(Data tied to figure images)
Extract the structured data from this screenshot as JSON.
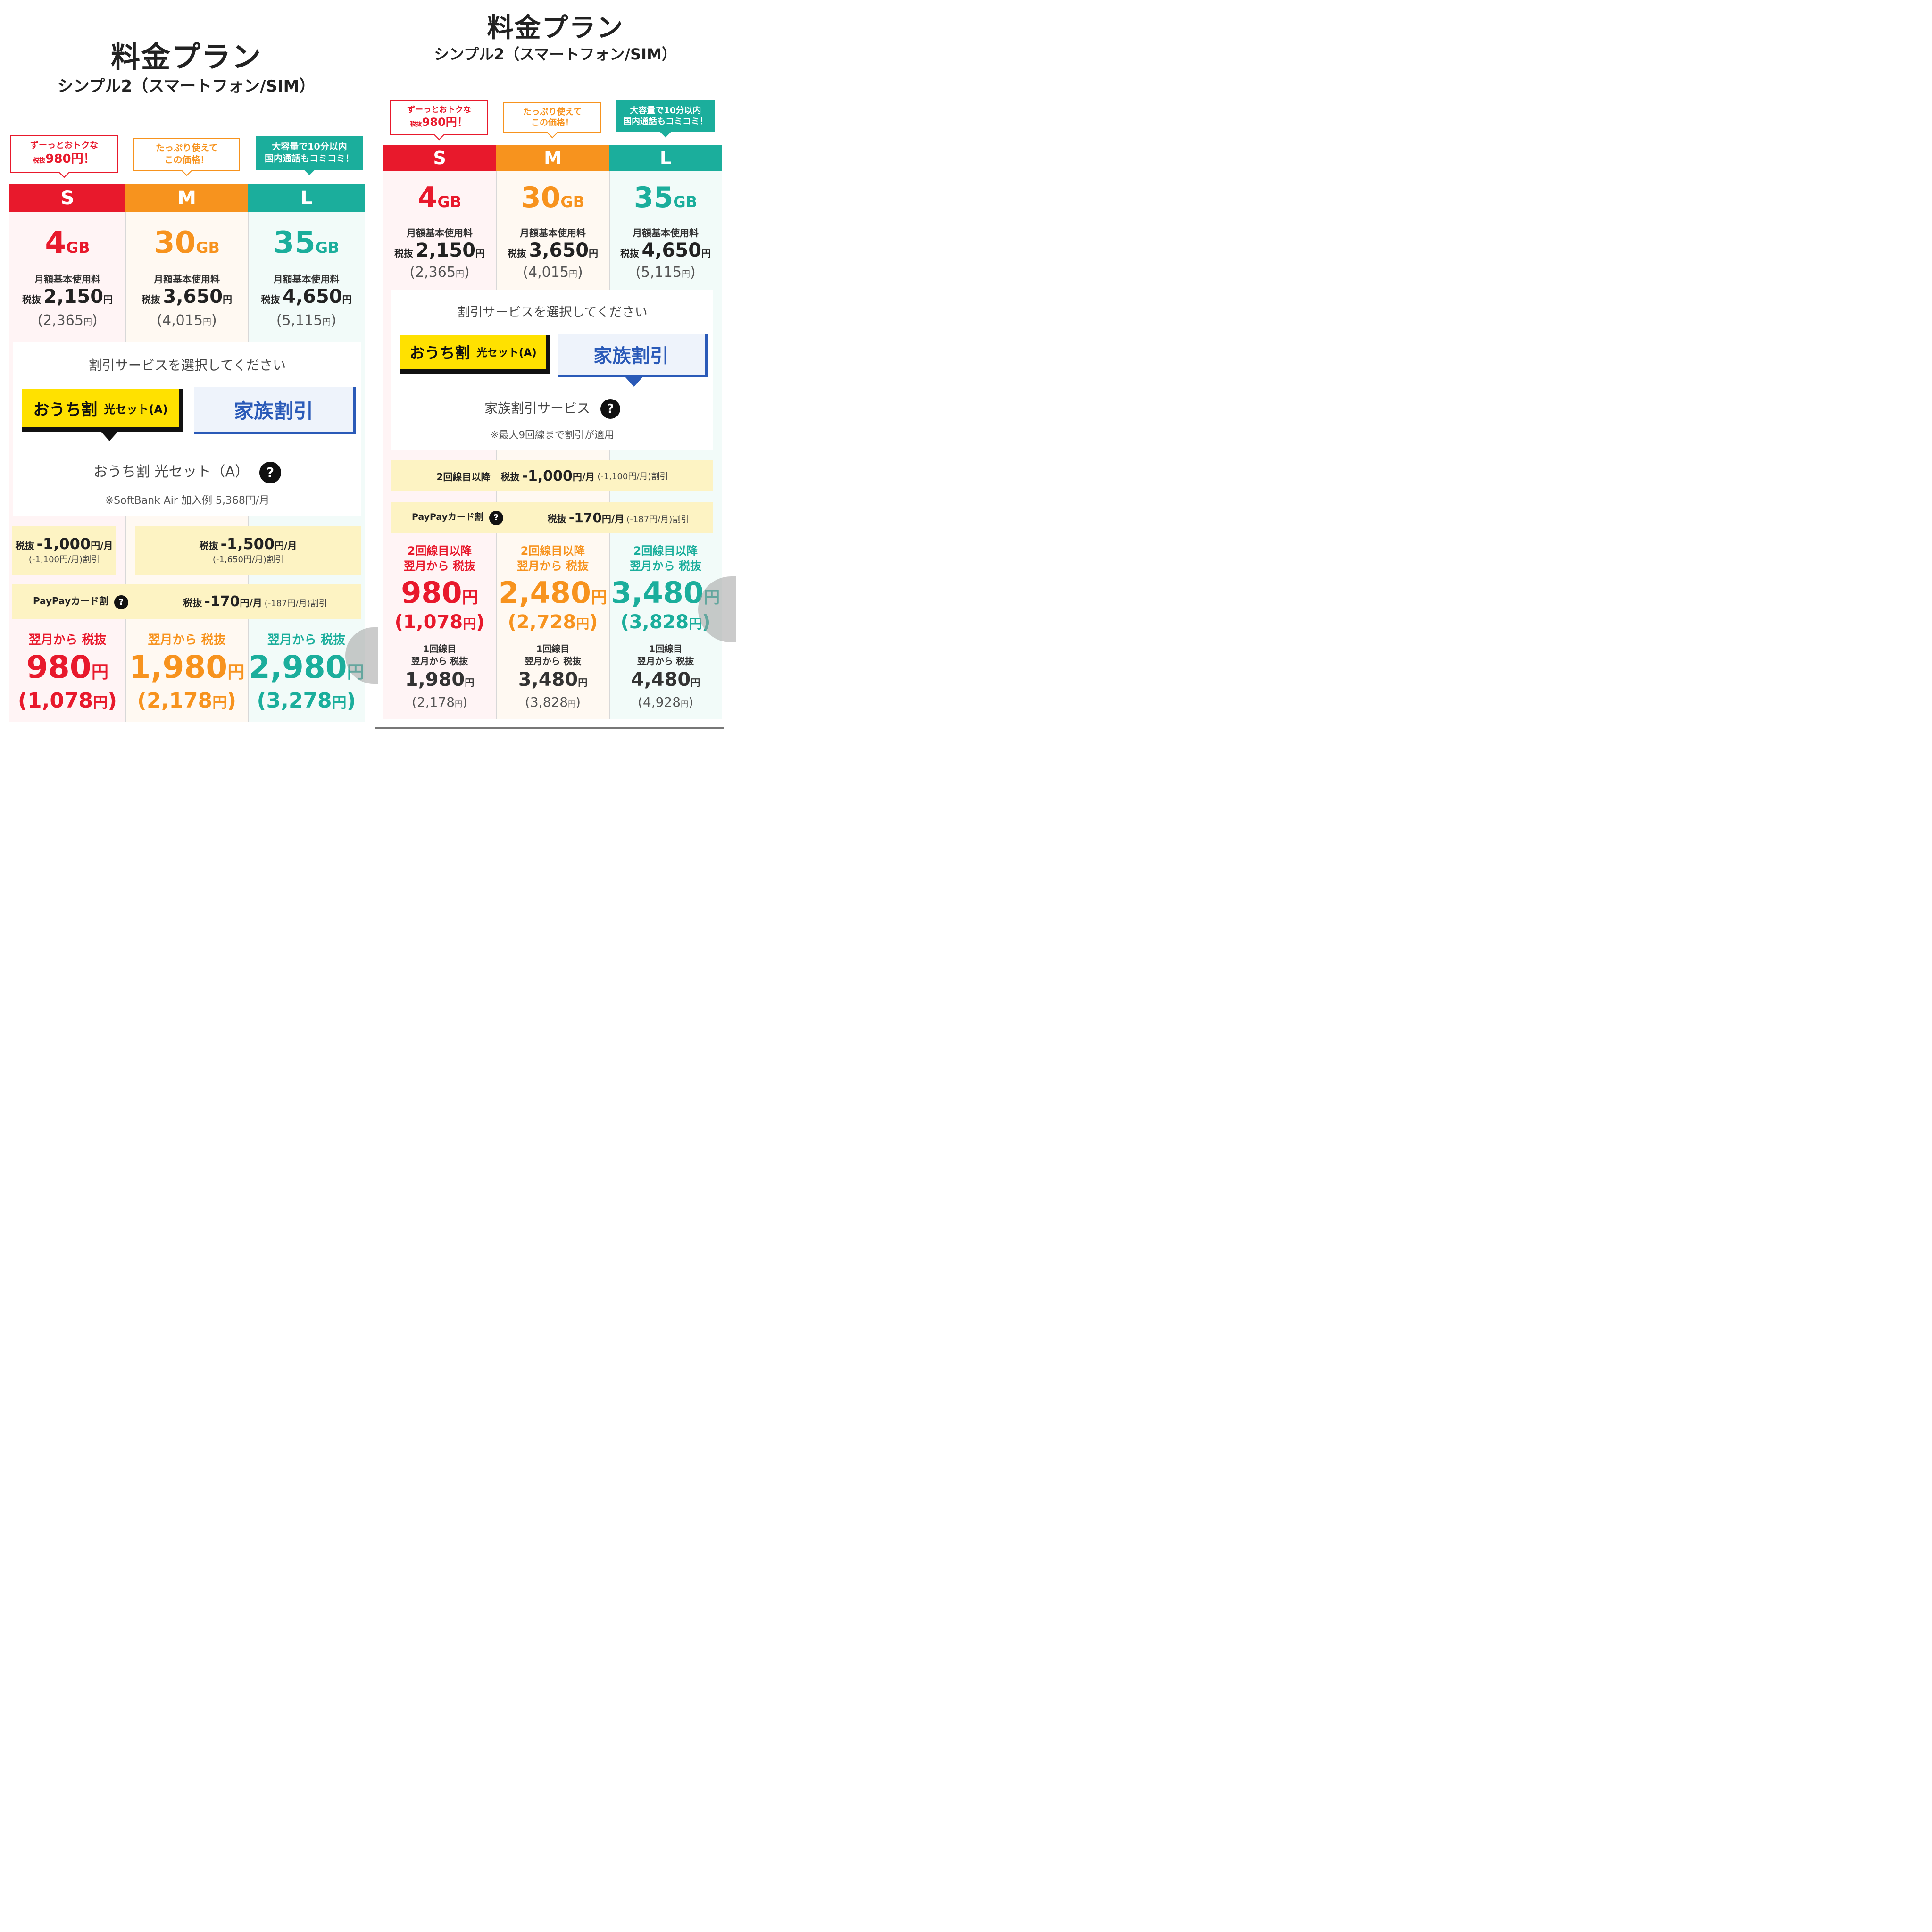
{
  "left": {
    "title": "料金プラン",
    "subtitle": "シンプル2（スマートフォン/SIM）",
    "bubbles": {
      "s": {
        "line1": "ずーっとおトクな",
        "prefix": "税抜",
        "line2": "980円！"
      },
      "m": {
        "line1": "たっぷり使えて",
        "line2": "この価格！"
      },
      "l": {
        "line1": "大容量で10分以内",
        "line2": "国内通話もコミコミ！"
      }
    },
    "plans": [
      {
        "name": "S",
        "gb": "4",
        "gb_unit": "GB",
        "fee_label": "月額基本使用料",
        "tax": "税抜",
        "fee": "2,150",
        "yen": "円",
        "fee_inc": "(2,365",
        "fee_inc_yen": "円",
        "fee_inc_close": ")"
      },
      {
        "name": "M",
        "gb": "30",
        "gb_unit": "GB",
        "fee_label": "月額基本使用料",
        "tax": "税抜",
        "fee": "3,650",
        "yen": "円",
        "fee_inc": "(4,015",
        "fee_inc_yen": "円",
        "fee_inc_close": ")"
      },
      {
        "name": "L",
        "gb": "35",
        "gb_unit": "GB",
        "fee_label": "月額基本使用料",
        "tax": "税抜",
        "fee": "4,650",
        "yen": "円",
        "fee_inc": "(5,115",
        "fee_inc_yen": "円",
        "fee_inc_close": ")"
      }
    ],
    "select_prompt": "割引サービスを選択してください",
    "btn_ouchi": "おうち割",
    "btn_ouchi_small": "光セット(A)",
    "btn_family": "家族割引",
    "service_name": "おうち割 光セット（A）",
    "service_q": "?",
    "service_note": "※SoftBank Air 加入例 5,368円/月",
    "discount_s": {
      "tax": "税抜",
      "amt": "-1,000",
      "unit": "円/月",
      "sub": "(-1,100円/月)割引"
    },
    "discount_ml": {
      "tax": "税抜",
      "amt": "-1,500",
      "unit": "円/月",
      "sub": "(-1,650円/月)割引"
    },
    "paypay": {
      "label": "PayPayカード割",
      "q": "?",
      "tax": "税抜",
      "amt": "-170",
      "unit": "円/月",
      "sub": "(-187円/月)割引"
    },
    "finals": [
      {
        "label": "翌月から 税抜",
        "price": "980",
        "yen": "円",
        "inc": "(1,078",
        "inc_yen": "円",
        "inc_close": ")"
      },
      {
        "label": "翌月から 税抜",
        "price": "1,980",
        "yen": "円",
        "inc": "(2,178",
        "inc_yen": "円",
        "inc_close": ")"
      },
      {
        "label": "翌月から 税抜",
        "price": "2,980",
        "yen": "円",
        "inc": "(3,278",
        "inc_yen": "円",
        "inc_close": ")"
      }
    ]
  },
  "right": {
    "title": "料金プラン",
    "subtitle": "シンプル2（スマートフォン/SIM）",
    "bubbles": {
      "s": {
        "line1": "ずーっとおトクな",
        "prefix": "税抜",
        "line2": "980円！"
      },
      "m": {
        "line1": "たっぷり使えて",
        "line2": "この価格！"
      },
      "l": {
        "line1": "大容量で10分以内",
        "line2": "国内通話もコミコミ！"
      }
    },
    "plans": [
      {
        "name": "S",
        "gb": "4",
        "gb_unit": "GB",
        "fee_label": "月額基本使用料",
        "tax": "税抜",
        "fee": "2,150",
        "yen": "円",
        "fee_inc": "(2,365",
        "fee_inc_yen": "円",
        "fee_inc_close": ")"
      },
      {
        "name": "M",
        "gb": "30",
        "gb_unit": "GB",
        "fee_label": "月額基本使用料",
        "tax": "税抜",
        "fee": "3,650",
        "yen": "円",
        "fee_inc": "(4,015",
        "fee_inc_yen": "円",
        "fee_inc_close": ")"
      },
      {
        "name": "L",
        "gb": "35",
        "gb_unit": "GB",
        "fee_label": "月額基本使用料",
        "tax": "税抜",
        "fee": "4,650",
        "yen": "円",
        "fee_inc": "(5,115",
        "fee_inc_yen": "円",
        "fee_inc_close": ")"
      }
    ],
    "select_prompt": "割引サービスを選択してください",
    "btn_ouchi": "おうち割",
    "btn_ouchi_small": "光セット(A)",
    "btn_family": "家族割引",
    "service_name": "家族割引サービス",
    "service_q": "?",
    "service_note": "※最大9回線まで割引が適用",
    "discount_all": {
      "prefix": "2回線目以降",
      "tax": "税抜",
      "amt": "-1,000",
      "unit": "円/月",
      "sub": "(-1,100円/月)割引"
    },
    "paypay": {
      "label": "PayPayカード割",
      "q": "?",
      "tax": "税抜",
      "amt": "-170",
      "unit": "円/月",
      "sub": "(-187円/月)割引"
    },
    "finals": [
      {
        "label1": "2回線目以降",
        "label2": "翌月から 税抜",
        "price": "980",
        "yen": "円",
        "inc": "(1,078",
        "inc_yen": "円",
        "inc_close": ")",
        "first_l1": "1回線目",
        "first_l2": "翌月から 税抜",
        "first_price": "1,980",
        "first_yen": "円",
        "first_inc": "(2,178",
        "first_inc_yen": "円",
        "first_inc_close": ")"
      },
      {
        "label1": "2回線目以降",
        "label2": "翌月から 税抜",
        "price": "2,480",
        "yen": "円",
        "inc": "(2,728",
        "inc_yen": "円",
        "inc_close": ")",
        "first_l1": "1回線目",
        "first_l2": "翌月から 税抜",
        "first_price": "3,480",
        "first_yen": "円",
        "first_inc": "(3,828",
        "first_inc_yen": "円",
        "first_inc_close": ")"
      },
      {
        "label1": "2回線目以降",
        "label2": "翌月から 税抜",
        "price": "3,480",
        "yen": "円",
        "inc": "(3,828",
        "inc_yen": "円",
        "inc_close": ")",
        "first_l1": "1回線目",
        "first_l2": "翌月から 税抜",
        "first_price": "4,480",
        "first_yen": "円",
        "first_inc": "(4,928",
        "first_inc_yen": "円",
        "first_inc_close": ")"
      }
    ]
  },
  "colors": {
    "s": "#e8192c",
    "m": "#f7931e",
    "l": "#1bae9c",
    "family_blue": "#2a5ab8",
    "ouchi_yellow": "#ffe100",
    "discount_bg": "#fdf3c3"
  }
}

-- TASK DESCRIPTION --
Repeat the full listing above exactly, with no pictures in the copy.

-- ANSWER TO THIS EXERCISE --
Extract the structured data from this screenshot as JSON.
{
  "left": {
    "title": "料金プラン",
    "subtitle": "シンプル2（スマートフォン/SIM）",
    "bubbles": {
      "s": {
        "line1": "ずーっとおトクな",
        "prefix": "税抜",
        "line2": "980円！"
      },
      "m": {
        "line1": "たっぷり使えて",
        "line2": "この価格！"
      },
      "l": {
        "line1": "大容量で10分以内",
        "line2": "国内通話もコミコミ！"
      }
    },
    "plans": [
      {
        "name": "S",
        "gb": "4",
        "gb_unit": "GB",
        "fee_label": "月額基本使用料",
        "tax": "税抜",
        "fee": "2,150",
        "yen": "円",
        "fee_inc": "(2,365",
        "fee_inc_yen": "円",
        "fee_inc_close": ")"
      },
      {
        "name": "M",
        "gb": "30",
        "gb_unit": "GB",
        "fee_label": "月額基本使用料",
        "tax": "税抜",
        "fee": "3,650",
        "yen": "円",
        "fee_inc": "(4,015",
        "fee_inc_yen": "円",
        "fee_inc_close": ")"
      },
      {
        "name": "L",
        "gb": "35",
        "gb_unit": "GB",
        "fee_label": "月額基本使用料",
        "tax": "税抜",
        "fee": "4,650",
        "yen": "円",
        "fee_inc": "(5,115",
        "fee_inc_yen": "円",
        "fee_inc_close": ")"
      }
    ],
    "select_prompt": "割引サービスを選択してください",
    "btn_ouchi": "おうち割",
    "btn_ouchi_small": "光セット(A)",
    "btn_family": "家族割引",
    "service_name": "おうち割 光セット（A）",
    "service_q": "?",
    "service_note": "※SoftBank Air 加入例 5,368円/月",
    "discount_s": {
      "tax": "税抜",
      "amt": "-1,000",
      "unit": "円/月",
      "sub": "(-1,100円/月)割引"
    },
    "discount_ml": {
      "tax": "税抜",
      "amt": "-1,500",
      "unit": "円/月",
      "sub": "(-1,650円/月)割引"
    },
    "paypay": {
      "label": "PayPayカード割",
      "q": "?",
      "tax": "税抜",
      "amt": "-170",
      "unit": "円/月",
      "sub": "(-187円/月)割引"
    },
    "finals": [
      {
        "label": "翌月から 税抜",
        "price": "980",
        "yen": "円",
        "inc": "(1,078",
        "inc_yen": "円",
        "inc_close": ")"
      },
      {
        "label": "翌月から 税抜",
        "price": "1,980",
        "yen": "円",
        "inc": "(2,178",
        "inc_yen": "円",
        "inc_close": ")"
      },
      {
        "label": "翌月から 税抜",
        "price": "2,980",
        "yen": "円",
        "inc": "(3,278",
        "inc_yen": "円",
        "inc_close": ")"
      }
    ]
  },
  "right": {
    "title": "料金プラン",
    "subtitle": "シンプル2（スマートフォン/SIM）",
    "bubbles": {
      "s": {
        "line1": "ずーっとおトクな",
        "prefix": "税抜",
        "line2": "980円！"
      },
      "m": {
        "line1": "たっぷり使えて",
        "line2": "この価格！"
      },
      "l": {
        "line1": "大容量で10分以内",
        "line2": "国内通話もコミコミ！"
      }
    },
    "plans": [
      {
        "name": "S",
        "gb": "4",
        "gb_unit": "GB",
        "fee_label": "月額基本使用料",
        "tax": "税抜",
        "fee": "2,150",
        "yen": "円",
        "fee_inc": "(2,365",
        "fee_inc_yen": "円",
        "fee_inc_close": ")"
      },
      {
        "name": "M",
        "gb": "30",
        "gb_unit": "GB",
        "fee_label": "月額基本使用料",
        "tax": "税抜",
        "fee": "3,650",
        "yen": "円",
        "fee_inc": "(4,015",
        "fee_inc_yen": "円",
        "fee_inc_close": ")"
      },
      {
        "name": "L",
        "gb": "35",
        "gb_unit": "GB",
        "fee_label": "月額基本使用料",
        "tax": "税抜",
        "fee": "4,650",
        "yen": "円",
        "fee_inc": "(5,115",
        "fee_inc_yen": "円",
        "fee_inc_close": ")"
      }
    ],
    "select_prompt": "割引サービスを選択してください",
    "btn_ouchi": "おうち割",
    "btn_ouchi_small": "光セット(A)",
    "btn_family": "家族割引",
    "service_name": "家族割引サービス",
    "service_q": "?",
    "service_note": "※最大9回線まで割引が適用",
    "discount_all": {
      "prefix": "2回線目以降",
      "tax": "税抜",
      "amt": "-1,000",
      "unit": "円/月",
      "sub": "(-1,100円/月)割引"
    },
    "paypay": {
      "label": "PayPayカード割",
      "q": "?",
      "tax": "税抜",
      "amt": "-170",
      "unit": "円/月",
      "sub": "(-187円/月)割引"
    },
    "finals": [
      {
        "label1": "2回線目以降",
        "label2": "翌月から 税抜",
        "price": "980",
        "yen": "円",
        "inc": "(1,078",
        "inc_yen": "円",
        "inc_close": ")",
        "first_l1": "1回線目",
        "first_l2": "翌月から 税抜",
        "first_price": "1,980",
        "first_yen": "円",
        "first_inc": "(2,178",
        "first_inc_yen": "円",
        "first_inc_close": ")"
      },
      {
        "label1": "2回線目以降",
        "label2": "翌月から 税抜",
        "price": "2,480",
        "yen": "円",
        "inc": "(2,728",
        "inc_yen": "円",
        "inc_close": ")",
        "first_l1": "1回線目",
        "first_l2": "翌月から 税抜",
        "first_price": "3,480",
        "first_yen": "円",
        "first_inc": "(3,828",
        "first_inc_yen": "円",
        "first_inc_close": ")"
      },
      {
        "label1": "2回線目以降",
        "label2": "翌月から 税抜",
        "price": "3,480",
        "yen": "円",
        "inc": "(3,828",
        "inc_yen": "円",
        "inc_close": ")",
        "first_l1": "1回線目",
        "first_l2": "翌月から 税抜",
        "first_price": "4,480",
        "first_yen": "円",
        "first_inc": "(4,928",
        "first_inc_yen": "円",
        "first_inc_close": ")"
      }
    ]
  },
  "colors": {
    "s": "#e8192c",
    "m": "#f7931e",
    "l": "#1bae9c",
    "family_blue": "#2a5ab8",
    "ouchi_yellow": "#ffe100",
    "discount_bg": "#fdf3c3"
  }
}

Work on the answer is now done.